- _What this task involves_
Could you transcribe the stretch of the patent text on detecting disk type from "[0003] 2. Description" through "process of acceleration."?

- _Source document_
22. The apparatus according to claim 12, wherein the first
detecting device is operable to find one of a plurality of ranges
in which the disk speed falls in.
Description
BACKGROUND OF THE INVENTION
[0001] 1. Field of the Invention
[0002] The present invention relates to a method and apparatus for
detecting a type of a disk and, more particularly, to a method and
apparatus for detecting a type of a disk by detecting a diameter of
the disk.
[0003] 2. Description of the Related Art
[0004] In common, CD (compact disc) comes with 2 types of diameter:
8 cm and 12 cm. However, there are some special shape of CD can be
found in the current market such as square or diamond shape. In
certain condition, the spindle acceleration force during
accelerating the disk, spindle servo gain during play and braking
force during stopping the disk is greatly depend on the diameter
and the shape of the loaded disk to achieve optimum performance of
the disk drive.
[0005] i) When accelerating the disk, to prevent long spindle Jock
time, the accurate spindle acceleration force setting is required.
Therefore this invention is able to set to optimum acceleration
force after the first detection and apply accurate acceleration
force in the later process of acceleration.
[0006] ii) When the disk is played, to prevent the sound quality
from getting adversely effected by diameter and shape difference,
the gain of the spindle servo of the disk drive must be set to
optimum values.
[0007] iii) When stopping the disc, to prevent long braking time
and reverse spin condition from happening, it is desirable to set
the spindle braking force accurately depending on the diameter and
shape of the disk.
[0008] Therefore it is important to determine the diameter and
shape of every disk loaded for data reproduction. This invention is
about a method that is able to determine the diameter and shape of
the loaded optical disc in a short period of time without using any
additional component such as optical sensor. The rotational speed
of the disk after accelerating for a certain period of time is
different if the mass and the diameter of the disk is different.
Therefore, this invention is realized by monitoring the rotational
speed of the disk just after accelerating for a certain period of
time.

- _Extracted information_
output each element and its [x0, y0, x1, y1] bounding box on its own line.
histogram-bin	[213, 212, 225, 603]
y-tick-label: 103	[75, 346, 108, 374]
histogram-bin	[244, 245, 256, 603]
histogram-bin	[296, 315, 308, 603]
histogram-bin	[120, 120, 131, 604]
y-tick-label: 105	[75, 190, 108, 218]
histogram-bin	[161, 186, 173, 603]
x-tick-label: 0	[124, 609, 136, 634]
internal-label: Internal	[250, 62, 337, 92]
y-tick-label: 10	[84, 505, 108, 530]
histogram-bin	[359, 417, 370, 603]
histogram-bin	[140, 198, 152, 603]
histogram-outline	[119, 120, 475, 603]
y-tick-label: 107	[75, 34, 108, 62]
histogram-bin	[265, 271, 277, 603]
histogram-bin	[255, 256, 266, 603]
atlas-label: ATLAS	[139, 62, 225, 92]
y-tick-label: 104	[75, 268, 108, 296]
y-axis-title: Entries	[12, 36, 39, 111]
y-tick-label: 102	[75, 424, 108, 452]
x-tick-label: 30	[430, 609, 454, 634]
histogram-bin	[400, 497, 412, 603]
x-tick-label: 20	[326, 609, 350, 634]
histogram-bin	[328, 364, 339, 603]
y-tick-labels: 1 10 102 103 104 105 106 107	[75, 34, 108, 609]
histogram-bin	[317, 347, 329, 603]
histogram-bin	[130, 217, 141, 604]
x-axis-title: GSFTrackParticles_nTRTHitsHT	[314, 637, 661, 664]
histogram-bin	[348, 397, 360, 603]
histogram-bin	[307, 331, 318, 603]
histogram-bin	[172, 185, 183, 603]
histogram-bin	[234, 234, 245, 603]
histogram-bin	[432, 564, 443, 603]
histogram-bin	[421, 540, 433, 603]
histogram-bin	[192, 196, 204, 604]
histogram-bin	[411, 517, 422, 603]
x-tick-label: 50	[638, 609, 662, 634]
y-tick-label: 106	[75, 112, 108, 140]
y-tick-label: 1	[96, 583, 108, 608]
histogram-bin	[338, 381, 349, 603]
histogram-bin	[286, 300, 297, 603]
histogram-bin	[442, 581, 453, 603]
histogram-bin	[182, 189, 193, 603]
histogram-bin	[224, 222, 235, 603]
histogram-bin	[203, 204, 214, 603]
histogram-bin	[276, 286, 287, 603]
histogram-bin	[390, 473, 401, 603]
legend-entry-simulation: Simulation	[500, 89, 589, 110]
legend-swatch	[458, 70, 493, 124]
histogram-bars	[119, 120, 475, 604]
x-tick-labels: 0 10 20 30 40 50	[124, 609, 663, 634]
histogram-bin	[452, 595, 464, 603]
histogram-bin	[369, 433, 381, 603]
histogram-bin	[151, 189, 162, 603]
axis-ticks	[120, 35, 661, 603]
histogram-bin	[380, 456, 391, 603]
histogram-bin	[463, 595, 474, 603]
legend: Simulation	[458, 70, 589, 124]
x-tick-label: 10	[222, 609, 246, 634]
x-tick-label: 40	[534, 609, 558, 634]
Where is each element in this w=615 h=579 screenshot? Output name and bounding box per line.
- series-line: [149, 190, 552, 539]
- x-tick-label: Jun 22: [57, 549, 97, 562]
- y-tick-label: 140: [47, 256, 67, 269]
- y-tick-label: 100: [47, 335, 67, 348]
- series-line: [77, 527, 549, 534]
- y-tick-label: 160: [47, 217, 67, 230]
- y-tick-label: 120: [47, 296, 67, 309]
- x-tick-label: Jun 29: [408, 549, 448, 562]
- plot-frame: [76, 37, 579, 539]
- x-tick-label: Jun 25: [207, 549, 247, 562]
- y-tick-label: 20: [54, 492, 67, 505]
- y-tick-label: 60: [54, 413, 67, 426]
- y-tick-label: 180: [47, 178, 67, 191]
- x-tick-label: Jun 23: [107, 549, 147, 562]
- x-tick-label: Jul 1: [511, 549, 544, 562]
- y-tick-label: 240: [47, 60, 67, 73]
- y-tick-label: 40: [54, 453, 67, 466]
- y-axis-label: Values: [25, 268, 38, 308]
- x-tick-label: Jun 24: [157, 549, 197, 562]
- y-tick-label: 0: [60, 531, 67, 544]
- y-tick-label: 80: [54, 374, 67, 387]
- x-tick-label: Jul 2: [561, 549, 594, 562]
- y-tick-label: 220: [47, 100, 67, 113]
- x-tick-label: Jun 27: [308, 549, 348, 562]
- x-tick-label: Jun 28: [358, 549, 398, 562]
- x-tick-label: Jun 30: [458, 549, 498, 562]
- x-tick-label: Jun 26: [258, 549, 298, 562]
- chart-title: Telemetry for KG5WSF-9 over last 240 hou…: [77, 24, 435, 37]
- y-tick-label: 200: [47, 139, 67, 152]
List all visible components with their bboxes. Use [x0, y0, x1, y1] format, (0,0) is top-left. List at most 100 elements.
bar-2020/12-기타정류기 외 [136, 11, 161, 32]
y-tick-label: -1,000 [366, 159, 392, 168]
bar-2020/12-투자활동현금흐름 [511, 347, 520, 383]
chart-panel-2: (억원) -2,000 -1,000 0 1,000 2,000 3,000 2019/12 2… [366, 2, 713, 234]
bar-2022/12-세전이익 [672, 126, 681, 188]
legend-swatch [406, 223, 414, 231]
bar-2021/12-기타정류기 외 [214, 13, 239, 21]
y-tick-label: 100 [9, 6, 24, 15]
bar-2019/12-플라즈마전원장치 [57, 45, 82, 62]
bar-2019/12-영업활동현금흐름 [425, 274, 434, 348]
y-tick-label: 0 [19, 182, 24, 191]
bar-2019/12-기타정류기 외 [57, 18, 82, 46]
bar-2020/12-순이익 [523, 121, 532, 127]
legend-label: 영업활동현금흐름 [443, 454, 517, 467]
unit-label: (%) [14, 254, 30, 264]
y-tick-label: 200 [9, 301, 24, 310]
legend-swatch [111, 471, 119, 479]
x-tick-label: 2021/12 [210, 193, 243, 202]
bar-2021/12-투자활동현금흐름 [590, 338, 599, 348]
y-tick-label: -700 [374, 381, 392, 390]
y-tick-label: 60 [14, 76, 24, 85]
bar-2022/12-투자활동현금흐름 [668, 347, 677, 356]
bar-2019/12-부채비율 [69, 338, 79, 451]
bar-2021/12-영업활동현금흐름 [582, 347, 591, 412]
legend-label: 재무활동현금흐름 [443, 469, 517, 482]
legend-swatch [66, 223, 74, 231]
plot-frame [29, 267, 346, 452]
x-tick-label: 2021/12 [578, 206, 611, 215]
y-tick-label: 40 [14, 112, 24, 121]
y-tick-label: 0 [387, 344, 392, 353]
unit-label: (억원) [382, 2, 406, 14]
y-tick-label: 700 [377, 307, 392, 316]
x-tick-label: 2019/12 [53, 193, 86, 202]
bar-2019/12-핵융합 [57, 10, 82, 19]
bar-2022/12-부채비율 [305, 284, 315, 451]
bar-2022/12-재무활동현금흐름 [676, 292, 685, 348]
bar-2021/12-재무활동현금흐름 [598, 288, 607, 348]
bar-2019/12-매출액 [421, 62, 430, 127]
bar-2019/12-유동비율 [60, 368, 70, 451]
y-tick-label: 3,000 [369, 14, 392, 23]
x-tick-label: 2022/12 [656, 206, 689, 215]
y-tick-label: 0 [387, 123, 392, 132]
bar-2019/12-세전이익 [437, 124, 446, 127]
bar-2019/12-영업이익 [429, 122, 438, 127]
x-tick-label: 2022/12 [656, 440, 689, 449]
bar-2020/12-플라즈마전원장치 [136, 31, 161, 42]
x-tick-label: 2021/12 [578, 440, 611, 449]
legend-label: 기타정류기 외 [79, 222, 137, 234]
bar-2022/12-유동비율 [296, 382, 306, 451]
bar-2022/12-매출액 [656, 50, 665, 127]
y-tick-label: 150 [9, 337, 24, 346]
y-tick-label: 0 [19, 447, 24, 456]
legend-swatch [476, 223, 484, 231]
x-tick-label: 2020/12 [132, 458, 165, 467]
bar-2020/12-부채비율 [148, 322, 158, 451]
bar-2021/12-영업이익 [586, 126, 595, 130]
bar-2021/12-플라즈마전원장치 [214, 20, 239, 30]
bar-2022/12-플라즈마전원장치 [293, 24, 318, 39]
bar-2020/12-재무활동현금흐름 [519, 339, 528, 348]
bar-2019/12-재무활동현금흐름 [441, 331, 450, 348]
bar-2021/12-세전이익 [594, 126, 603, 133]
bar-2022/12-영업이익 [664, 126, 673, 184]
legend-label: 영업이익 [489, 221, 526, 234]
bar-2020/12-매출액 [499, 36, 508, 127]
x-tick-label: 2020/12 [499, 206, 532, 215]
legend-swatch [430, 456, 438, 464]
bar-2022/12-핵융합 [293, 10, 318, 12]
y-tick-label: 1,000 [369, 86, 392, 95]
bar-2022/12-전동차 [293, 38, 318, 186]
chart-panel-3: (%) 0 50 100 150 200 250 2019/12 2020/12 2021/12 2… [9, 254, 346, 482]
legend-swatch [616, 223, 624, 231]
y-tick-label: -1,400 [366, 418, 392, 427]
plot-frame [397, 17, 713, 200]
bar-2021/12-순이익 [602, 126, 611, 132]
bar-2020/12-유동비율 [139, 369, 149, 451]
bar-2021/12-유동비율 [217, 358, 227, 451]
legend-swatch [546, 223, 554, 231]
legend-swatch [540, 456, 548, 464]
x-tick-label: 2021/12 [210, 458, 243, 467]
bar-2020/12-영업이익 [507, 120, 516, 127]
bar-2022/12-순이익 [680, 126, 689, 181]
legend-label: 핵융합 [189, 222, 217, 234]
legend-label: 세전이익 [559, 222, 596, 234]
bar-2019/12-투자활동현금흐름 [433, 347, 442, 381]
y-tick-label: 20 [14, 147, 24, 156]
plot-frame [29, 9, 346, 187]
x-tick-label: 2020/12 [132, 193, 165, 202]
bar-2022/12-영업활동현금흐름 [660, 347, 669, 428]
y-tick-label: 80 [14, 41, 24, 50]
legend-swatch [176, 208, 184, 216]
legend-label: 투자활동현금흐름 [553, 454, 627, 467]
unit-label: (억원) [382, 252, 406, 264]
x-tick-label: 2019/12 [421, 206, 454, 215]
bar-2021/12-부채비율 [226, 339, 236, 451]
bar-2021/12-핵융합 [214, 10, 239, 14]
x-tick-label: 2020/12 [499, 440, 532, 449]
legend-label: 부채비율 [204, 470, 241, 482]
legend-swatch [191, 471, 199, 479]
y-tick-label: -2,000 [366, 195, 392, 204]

- _Written reply_
[0003] 2. Description of the Related Art
[0004] In common, CD (compact disc) comes with 2 types of diameter:
8 cm and 12 cm. However, there are some special shape of CD can be
found in the current market such as square or diamond shape. In
certain condition, the spindle acceleration force during
accelerating the disk, spindle servo gain during play and braking
force during stopping the disk is greatly depend on the diameter
and the shape of the loaded disk to achieve optimum performance of
the disk drive.
[0005] i) When accelerating the disk, to prevent long spindle Jock
time, the accurate spindle acceleration force setting is required.
Therefore this invention is able to set to optimum acceleration
force after the first detection and apply accurate acceleration
force in the later process of acceleration.